[Excerpt to read]
From: "Darrick J. Wong" <djwong@kernel.org>
To: Lukas Herbolt <lukas@herbolt.com>
Cc: linux-xfs@vger.kernel.org, cem@kernel.org, hch@infradead.org,
p.raghav@samsung.com
Subject: Re: [PATCH v11 2/2] xfs: add FALLOC_FL_WRITE_ZEROES to XFS code base
Date: Tue, 10 Mar 2026 07:57:07 -0700 [thread overview]
Message-ID: <20260310145707.GO1105363@frogsfrogsfrogs> (raw)
In-Reply-To: <274965b98fee964be0cdcf4503d394b3@herbolt.com>
On Tue, Mar 10, 2026 at 11:20:54AM +0100, Lukas Herbolt wrote:
> On 2026-03-10 01:44, Darrick J. Wong wrote:
> > On Mon, Mar 09, 2026 at 07:12:36PM +0100, Lukas Herbolt wrote:
> > > Add support for FALLOC_FL_WRITE_ZEROES if the underlying device
> > > enable the unmap write zeroes operation.
> > >
> > > Co-developed-by: Pankaj Raghav <p.raghav@samsung.com>
> > > Signed-off-by: Pankaj Raghav <p.raghav@samsung.com>
> > > Signed-off-by: Lukas Herbolt <lukas@herbolt.com>
> > >
> > > ---
> > > v11 changes:
> > > - split into 2 patches separating the bmapi_flags addition
> > > - 2 step allocation, to avoid zeroing beyond EOF
> > >
> > > fs/xfs/xfs_file.c | 41 +++++++++++++++++++++++++++++------------
> > > 1 file changed, 29 insertions(+), 12 deletions(-)
> > >
> > > diff --git a/fs/xfs/xfs_file.c b/fs/xfs/xfs_file.c
> > > index fd049a1fc9c6..f8c1611e3267 100644
> > > --- a/fs/xfs/xfs_file.c
> > > +++ b/fs/xfs/xfs_file.c
> > > @@ -1293,29 +1293,45 @@ xfs_falloc_zero_range(
> > > unsigned int blksize = i_blocksize(inode);
> > > loff_t new_size = 0;
> > > int error;
> > > + bool need_convert = false;
> > >
> > > trace_xfs_zero_file_space(ip);
> > >
> > > + if (mode & FALLOC_FL_WRITE_ZEROES) {
> > > + if (xfs_is_always_cow_inode(ip) ||
> > > + !bdev_write_zeroes_unmap_sectors(
> > > + xfs_inode_buftarg(ip)->bt_bdev))

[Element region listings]
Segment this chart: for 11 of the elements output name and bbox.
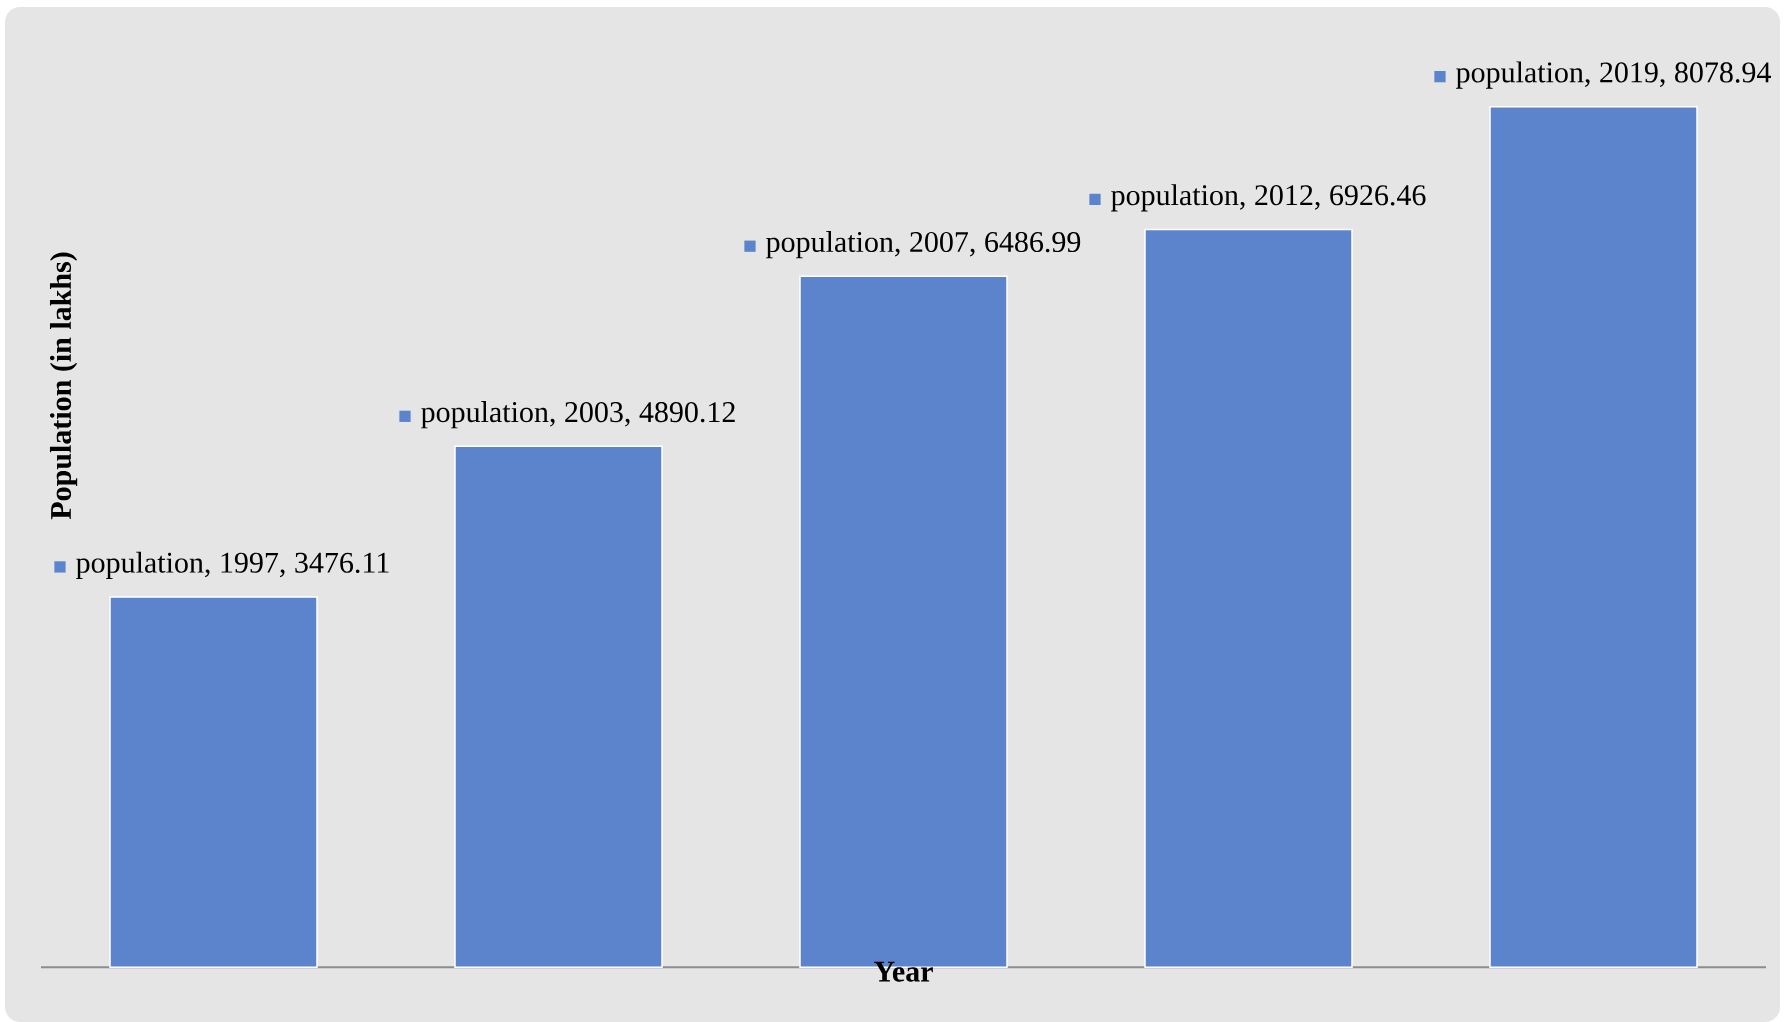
y-axis-title: Population (in lakhs)	[49, 252, 78, 520]
bar	[454, 445, 663, 968]
bar	[1144, 228, 1353, 968]
bar	[1489, 105, 1698, 968]
data-label: population, 2007, 6486.99	[766, 231, 1081, 259]
data-label: population, 2019, 8078.94	[1456, 61, 1771, 89]
data-label: population, 2012, 6926.46	[1111, 184, 1426, 212]
bar	[109, 596, 318, 968]
data-label: population, 1997, 3476.11	[76, 551, 389, 579]
data-label: population, 2003, 4890.12	[421, 401, 735, 429]
x-axis-title: Year	[874, 961, 933, 982]
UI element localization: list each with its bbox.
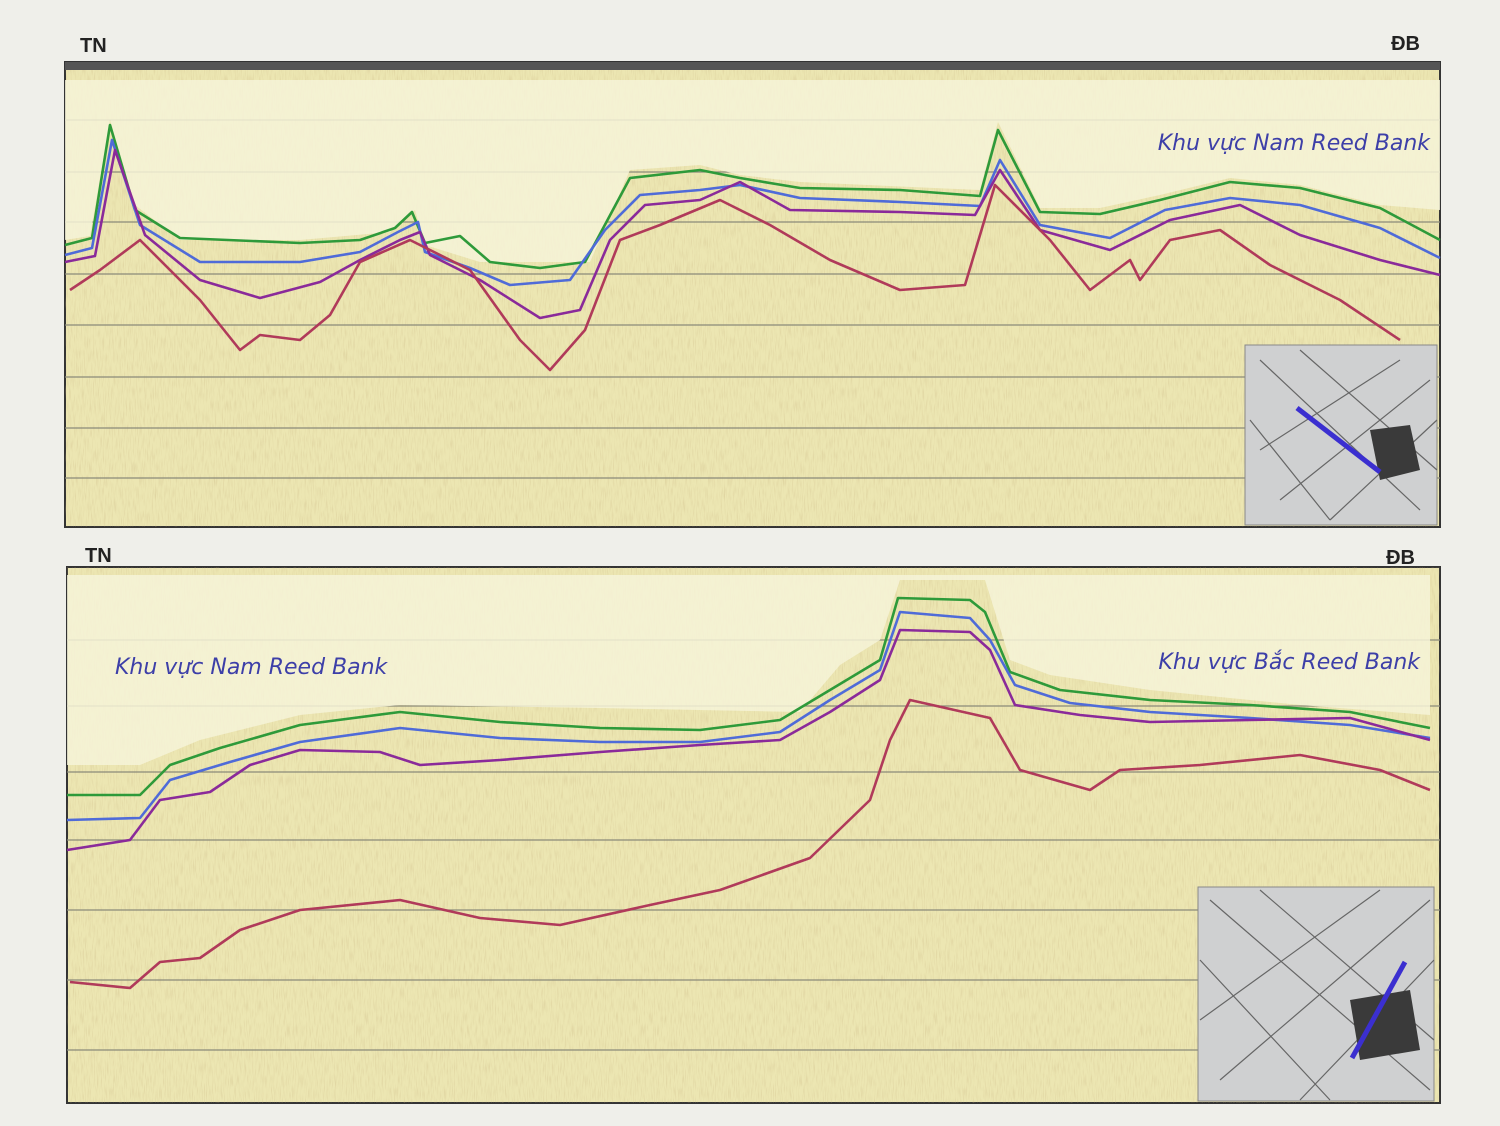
horizon-blue xyxy=(64,138,1441,287)
seismic-panel: TN ĐB Khu vực Nam Reed Bank xyxy=(64,33,1441,528)
top-band xyxy=(65,62,1440,70)
horizon-red xyxy=(69,183,1401,372)
area-annotation: Khu vực Bắc Reed Bank xyxy=(1158,650,1421,675)
water-column xyxy=(65,80,1440,262)
horizon-blue xyxy=(66,610,1431,822)
water-column xyxy=(67,575,1430,765)
horizon-purple xyxy=(66,628,1431,852)
direction-left: TN xyxy=(80,35,107,57)
direction-right: ĐB xyxy=(1386,547,1415,569)
horizon-green xyxy=(67,596,1431,797)
location-inset xyxy=(1197,886,1435,1102)
location-inset xyxy=(1244,344,1438,526)
horizon-green xyxy=(64,123,1441,270)
horizon-purple xyxy=(64,148,1441,320)
area-annotation: Khu vực Nam Reed Bank xyxy=(1158,131,1432,156)
area-annotation: Khu vực Nam Reed Bank xyxy=(115,655,389,680)
horizon-red xyxy=(69,698,1431,990)
direction-right: ĐB xyxy=(1391,33,1420,55)
seismic-panel: TN ĐB Khu vực Nam Reed Bank Khu vực Bắc … xyxy=(66,545,1441,1104)
direction-left: TN xyxy=(85,545,112,567)
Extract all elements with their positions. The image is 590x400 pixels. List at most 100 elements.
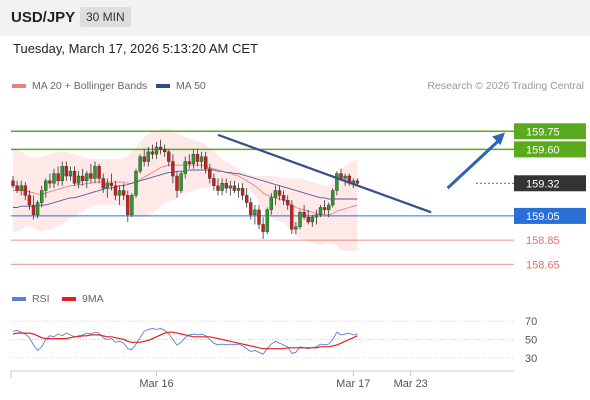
candle (64, 161, 69, 181)
candle (253, 205, 257, 225)
candle-body (257, 209, 261, 225)
candle-body (306, 216, 310, 223)
candle-body (130, 195, 134, 215)
candle-body (158, 146, 163, 150)
candle (306, 209, 310, 225)
candle-body (101, 178, 105, 189)
candle (228, 180, 233, 196)
candle (31, 195, 36, 220)
candle-body (31, 204, 36, 215)
candle-body (93, 166, 97, 179)
candle (142, 149, 146, 167)
candle-body (19, 185, 23, 191)
candle (154, 142, 159, 160)
candle-body (339, 173, 343, 179)
level-label-159-75: 159.75 (526, 126, 560, 138)
candle-body (314, 214, 319, 218)
candle (85, 171, 89, 189)
header-bar: USD/JPY 30 MIN (0, 0, 590, 36)
candle-body (199, 156, 204, 162)
candle (105, 178, 110, 198)
level-label-159-32: 159.32 (526, 178, 560, 190)
candle-body (146, 151, 151, 162)
candle-body (253, 209, 257, 215)
last-price-tag (514, 175, 586, 192)
legend-ma20: MA 20 + Bollinger Bands (12, 80, 147, 92)
candle-body (298, 212, 302, 227)
candle (130, 192, 134, 218)
candle-body (183, 161, 187, 174)
candle-body (52, 173, 56, 184)
forecast-arrow-head (492, 132, 505, 146)
candle-body (212, 178, 216, 186)
candle-body (121, 190, 126, 196)
candle-body (154, 146, 159, 155)
level-label-158-65: 158.65 (526, 259, 560, 271)
candle-body (138, 156, 142, 172)
candle-body (162, 149, 167, 153)
candle-body (175, 175, 179, 191)
rsi-label: RSI (32, 293, 50, 305)
symbol-title: USD/JPY (11, 9, 76, 26)
timeframe-badge[interactable]: 30 MIN (80, 7, 131, 27)
candle (327, 202, 331, 218)
candle-body (15, 185, 19, 191)
candle-body (97, 166, 101, 179)
candle-body (277, 190, 282, 196)
candle (232, 180, 237, 193)
candle-body (171, 161, 175, 177)
candle (146, 146, 151, 167)
candle-body (249, 202, 253, 215)
ma20-label: MA 20 + Bollinger Bands (32, 80, 148, 92)
candle (56, 166, 60, 186)
candle-body (105, 183, 110, 189)
candle (158, 139, 163, 155)
candle (212, 173, 216, 191)
candle (265, 207, 269, 235)
candle (314, 209, 319, 225)
candle (68, 166, 73, 181)
candle-body (40, 190, 44, 203)
candle (162, 144, 167, 157)
candle (76, 171, 81, 189)
candle-body (302, 212, 306, 218)
candle (97, 163, 101, 184)
candle (203, 151, 208, 174)
candle (286, 195, 290, 210)
candle (281, 190, 286, 206)
candle (199, 151, 204, 169)
bollinger-band (13, 128, 358, 251)
forecast-arrow-shaft (446, 137, 503, 190)
candle-body (335, 173, 339, 191)
candle-body (318, 207, 323, 215)
candle-body (269, 197, 273, 211)
candle-body (261, 224, 265, 232)
candle (113, 180, 118, 201)
candle (224, 178, 228, 193)
rsi-tick-30: 30 (525, 353, 537, 365)
candle-body (60, 166, 64, 182)
candle-body (322, 207, 327, 211)
candle (40, 185, 44, 208)
rsi-ma9-line (12, 331, 358, 350)
candle (27, 190, 32, 210)
level-tag-159-05 (514, 207, 586, 224)
candle-body (179, 173, 183, 191)
candle (195, 149, 200, 167)
candle-body (273, 190, 278, 198)
candle (322, 200, 327, 215)
candle (249, 197, 253, 220)
candle (23, 182, 27, 201)
candle (294, 221, 298, 235)
candle-body (126, 195, 130, 215)
candle-body (216, 185, 220, 191)
candle (117, 185, 122, 206)
candle (191, 149, 196, 169)
candle-body (286, 199, 290, 206)
candle (60, 161, 64, 186)
candle (179, 171, 183, 193)
candle (310, 214, 314, 227)
candle-body (85, 173, 89, 182)
candle (11, 176, 15, 189)
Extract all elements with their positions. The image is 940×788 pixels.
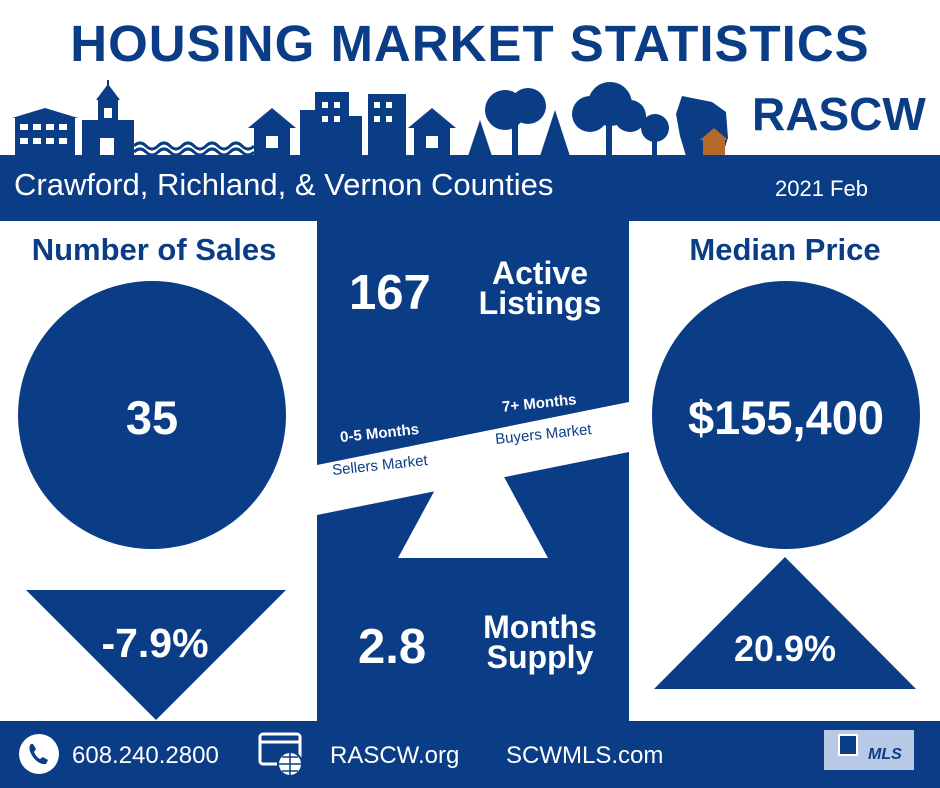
months-supply-value: 2.8	[358, 620, 427, 674]
skyline-illustration: RASCW	[12, 80, 926, 157]
sales-change: -7.9%	[101, 620, 209, 666]
sales-heading: Number of Sales	[31, 232, 277, 267]
price-heading: Median Price	[689, 232, 881, 267]
phone-icon	[19, 734, 59, 774]
footer	[0, 721, 940, 788]
realtor-r-icon	[838, 734, 858, 756]
sales-down-triangle	[26, 590, 286, 720]
price-value: $155,400	[687, 391, 885, 444]
active-listings-label: Active Listings	[478, 255, 602, 321]
region-band	[0, 155, 940, 221]
brand-logo: RASCW	[752, 88, 926, 140]
website-link-scwmls[interactable]: SCWMLS.com	[506, 742, 664, 769]
page-title: HOUSING MARKET STATISTICS	[70, 15, 870, 72]
price-change: 20.9%	[733, 628, 837, 669]
mls-badge-text: MLS	[868, 746, 902, 763]
realtor-mls-logo: MLS	[824, 730, 914, 770]
sales-circle	[18, 281, 286, 549]
price-circle	[652, 281, 920, 549]
phone-number[interactable]: 608.240.2800	[72, 742, 219, 769]
price-up-triangle	[654, 557, 916, 689]
active-listings-value: 167	[349, 266, 431, 320]
market-scale	[317, 402, 629, 558]
web-icon	[258, 732, 303, 777]
period-label: 2021 Feb	[775, 176, 868, 201]
website-link-rascw[interactable]: RASCW.org	[330, 742, 460, 769]
sales-value: 35	[125, 391, 179, 444]
region-label: Crawford, Richland, & Vernon Counties	[14, 167, 554, 202]
months-supply-label: Months Supply	[483, 609, 597, 675]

[Instruction 1] According to the XFS patch email, what is the two-step allocation in v11 meant to avoid?
[Instruction 2] Repeat the part of the XFS patch email that opens with the words containing "In-Reply-To: <274965b98fee964be0cdcf4503d394b3@herbolt.com>" and closes with "write zeroes operation.".
[Instruction 3] Pick up the XFS patch email at the point where it stops and continue writing it.
The rows are separate material that has no connection to the XFS patch email.

[Exercise result 1] Zeroing beyond EOF.

[Exercise result 2]
In-Reply-To: <274965b98fee964be0cdcf4503d394b3@herbolt.com>
On Tue, Mar 10, 2026 at 11:20:54AM +0100, Lukas Herbolt wrote:
> On 2026-03-10 01:44, Darrick J. Wong wrote:
> > On Mon, Mar 09, 2026 at 07:12:36PM +0100, Lukas Herbolt wrote:
> > > Add support for FALLOC_FL_WRITE_ZEROES if the underlying device
> > > enable the unmap write zeroes operation.

[Exercise result 3]
> > > + return -EOPNOTSUPP;
> > > + need_convert = true;
> > > + }
> > > +
> > > error = xfs_falloc_newsize(file, mode, offset, len, &new_size);
> > > if (error)
> > > return error;
> > >
> > > if (xfs_falloc_force_zero(ip, ac)) {
> > > error = xfs_zero_range(ip, offset, len, ac, NULL);
> > > - } else {
> > > - error = xfs_free_file_space(ip, offset, len, ac);
> > > - if (error)
> > > - return error;
> > > -
> > > - len = round_up(offset + len, blksize) -
> > > - round_down(offset, blksize);
> > > - offset = round_down(offset, blksize);
> > > - error = xfs_alloc_file_space(ip, offset, len,
> > > - XFS_BMAPI_PREALLOC);
> > > + goto set_filesize;
> > > }
> > > + error = xfs_free_file_space(ip, offset, len, ac);
> > > if (error)
> > > return error;
> > > - return xfs_falloc_setsize(file, new_size);
> > > +
> > > + len = round_up(offset + len, blksize) - round_down(offset, blksize);
> > > + offset = round_down(offset, blksize);
> > > + error = xfs_alloc_file_space(ip, offset, len, XFS_BMAPI_PREALLOC);
> > > +
> > > +set_filesize:
> > > + if (error)
> > > + return error;
> > > +
> > > + error = xfs_falloc_setsize(file, new_size);
> > > + if (error)
> > > + return error;
> > > + if (need_convert)
> > > + error = xfs_alloc_file_space(ip, offset, len,
> > > + XFS_BMAPI_CONVERT | XFS_BMAPI_ZERO);
> > > + return error;
> > > }
> >
> > I can't help but think this would be cleaner as:
> >
> > static int
> > xfs_falloc_write_zero_range(
> > struct file *file,
> > int mode,
> > loff_t offset,
> > loff_t len,
> > struct xfs_zone_alloc_ctx *ac)
> > {
> > struct inode *inode = file_inode(file);
> > struct xfs_inode *ip = XFS_I(inode);
> > unsigned int blksize = i_blocksize(inode);
> > loff_t new_size = 0;
> > int error;
> >
> > trace_xfs_zero_file_space(ip);
> >
> > if (xfs_is_always_cow_inode(ip) ||
> > !bdev_write_zeroes_unmap_sectors(
> > xfs_inode_buftarg(ip)->bt_bdev))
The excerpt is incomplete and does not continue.